> [Problem to solve] Output every entry exactly as written, skipping any pictures.

> [Data extract]
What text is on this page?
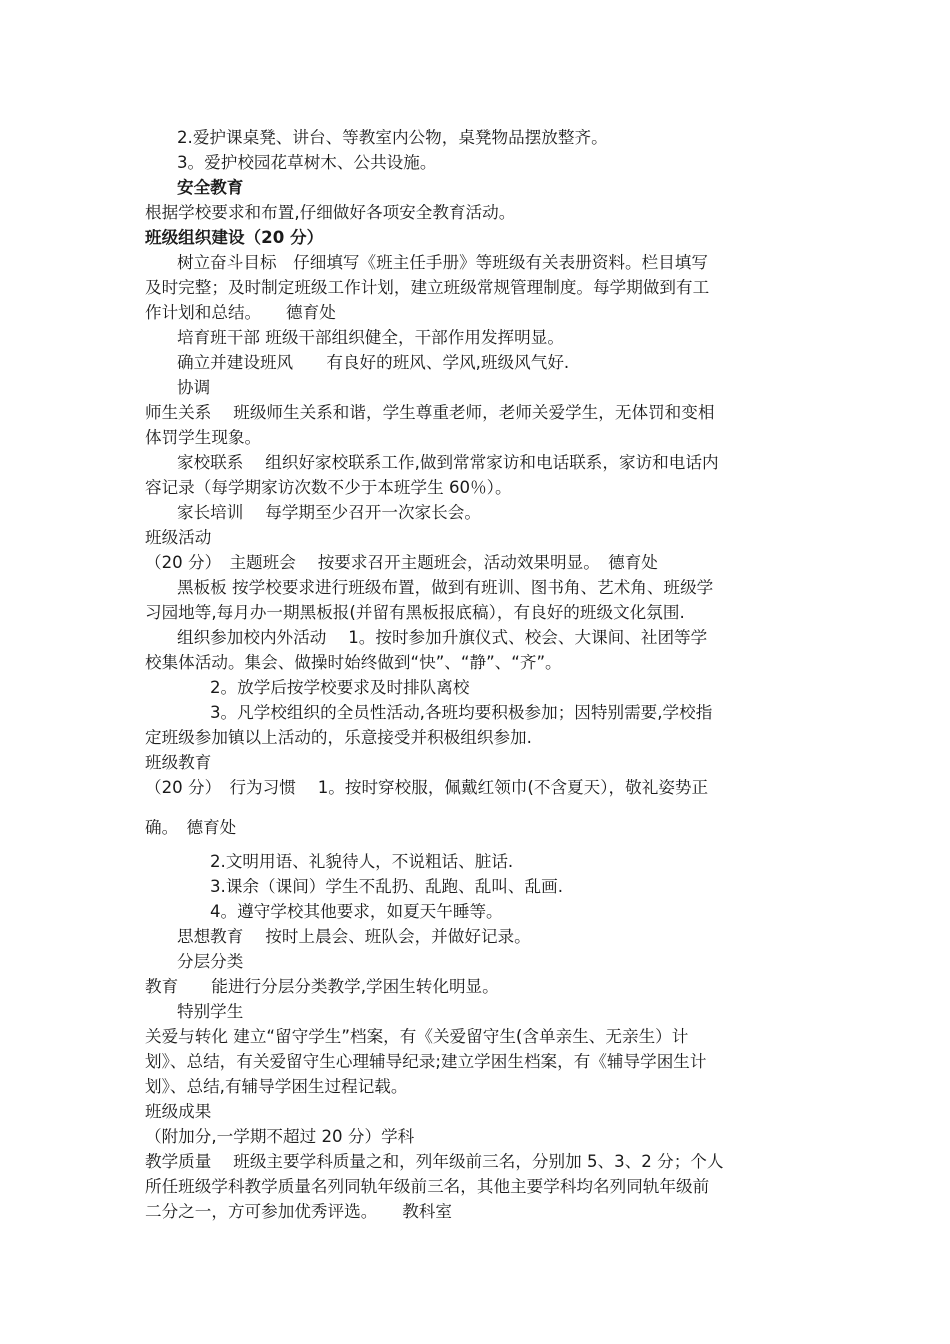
2.爱护课桌凳、讲台、等教室内公物，桌凳物品摆放整齐。

3。爱护校园花草树木、公共设施。

安全教育

根据学校要求和布置,仔细做好各项安全教育活动。

班级组织建设（20 分）

树立奋斗目标　仔细填写《班主任手册》等班级有关表册资料。栏目填写

及时完整；及时制定班级工作计划，建立班级常规管理制度。每学期做到有工

作计划和总结。　　德育处

培育班干部 班级干部组织健全，干部作用发挥明显。

确立并建设班风　　有良好的班风、学风,班级风气好.

协调

师生关系　 班级师生关系和谐，学生尊重老师，老师关爱学生，无体罚和变相

体罚学生现象。

家校联系　 组织好家校联系工作,做到常常家访和电话联系，家访和电话内

容记录（每学期家访次数不少于本班学生 60％）。

家长培训　 每学期至少召开一次家长会。

班级活动

（20 分）　主题班会　 按要求召开主题班会，活动效果明显。　德育处

黑板板 按学校要求进行班级布置，做到有班训、图书角、艺术角、班级学

习园地等,每月办一期黑板报(并留有黑板报底稿），有良好的班级文化氛围.

组织参加校内外活动　 1。按时参加升旗仪式、校会、大课间、社团等学

校集体活动。集会、做操时始终做到“快”、“静”、“齐”。

2。放学后按学校要求及时排队离校

3。凡学校组织的全员性活动,各班均要积极参加；因特别需要,学校指

定班级参加镇以上活动的，乐意接受并积极组织参加.

班级教育

（20 分）　行为习惯　 1。按时穿校服，佩戴红领巾(不含夏天），敬礼姿势正

确。　德育处

2.文明用语、礼貌待人，不说粗话、脏话.

3.课余（课间）学生不乱扔、乱跑、乱叫、乱画.

4。遵守学校其他要求，如夏天午睡等。

思想教育　 按时上晨会、班队会，并做好记录。

分层分类

教育　　能进行分层分类教学,学困生转化明显。

特别学生

关爱与转化 建立“留守学生”档案，有《关爱留守生(含单亲生、无亲生）计

划》、总结，有关爱留守生心理辅导纪录;建立学困生档案，有《辅导学困生计

划》、总结,有辅导学困生过程记载。

班级成果

（附加分,一学期不超过 20 分）学科

教学质量　 班级主要学科质量之和，列年级前三名，分别加 5、3、2 分；个人

所任班级学科教学质量名列同轨年级前三名，其他主要学科均名列同轨年级前

二分之一，方可参加优秀评选。　　教科室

> [Finished task]
What text is on this page?
2.爱护课桌凳、讲台、等教室内公物，桌凳物品摆放整齐。

3。爱护校园花草树木、公共设施。

安全教育

根据学校要求和布置,仔细做好各项安全教育活动。

班级组织建设（20 分）

树立奋斗目标　仔细填写《班主任手册》等班级有关表册资料。栏目填写

及时完整；及时制定班级工作计划，建立班级常规管理制度。每学期做到有工

作计划和总结。　　德育处

培育班干部 班级干部组织健全，干部作用发挥明显。

确立并建设班风　　有良好的班风、学风,班级风气好.

协调

师生关系　 班级师生关系和谐，学生尊重老师，老师关爱学生，无体罚和变相

体罚学生现象。

家校联系　 组织好家校联系工作,做到常常家访和电话联系，家访和电话内

容记录（每学期家访次数不少于本班学生 60％）。

家长培训　 每学期至少召开一次家长会。

班级活动

（20 分）　主题班会　 按要求召开主题班会，活动效果明显。　德育处

黑板板 按学校要求进行班级布置，做到有班训、图书角、艺术角、班级学

习园地等,每月办一期黑板报(并留有黑板报底稿），有良好的班级文化氛围.

组织参加校内外活动　 1。按时参加升旗仪式、校会、大课间、社团等学

校集体活动。集会、做操时始终做到“快”、“静”、“齐”。

2。放学后按学校要求及时排队离校

3。凡学校组织的全员性活动,各班均要积极参加；因特别需要,学校指

定班级参加镇以上活动的，乐意接受并积极组织参加.

班级教育

（20 分）　行为习惯　 1。按时穿校服，佩戴红领巾(不含夏天），敬礼姿势正

确。　德育处

2.文明用语、礼貌待人，不说粗话、脏话.

3.课余（课间）学生不乱扔、乱跑、乱叫、乱画.

4。遵守学校其他要求，如夏天午睡等。

思想教育　 按时上晨会、班队会，并做好记录。

分层分类

教育　　能进行分层分类教学,学困生转化明显。

特别学生

关爱与转化 建立“留守学生”档案，有《关爱留守生(含单亲生、无亲生）计

划》、总结，有关爱留守生心理辅导纪录;建立学困生档案，有《辅导学困生计

划》、总结,有辅导学困生过程记载。

班级成果

（附加分,一学期不超过 20 分）学科

教学质量　 班级主要学科质量之和，列年级前三名，分别加 5、3、2 分；个人

所任班级学科教学质量名列同轨年级前三名，其他主要学科均名列同轨年级前

二分之一，方可参加优秀评选。　　教科室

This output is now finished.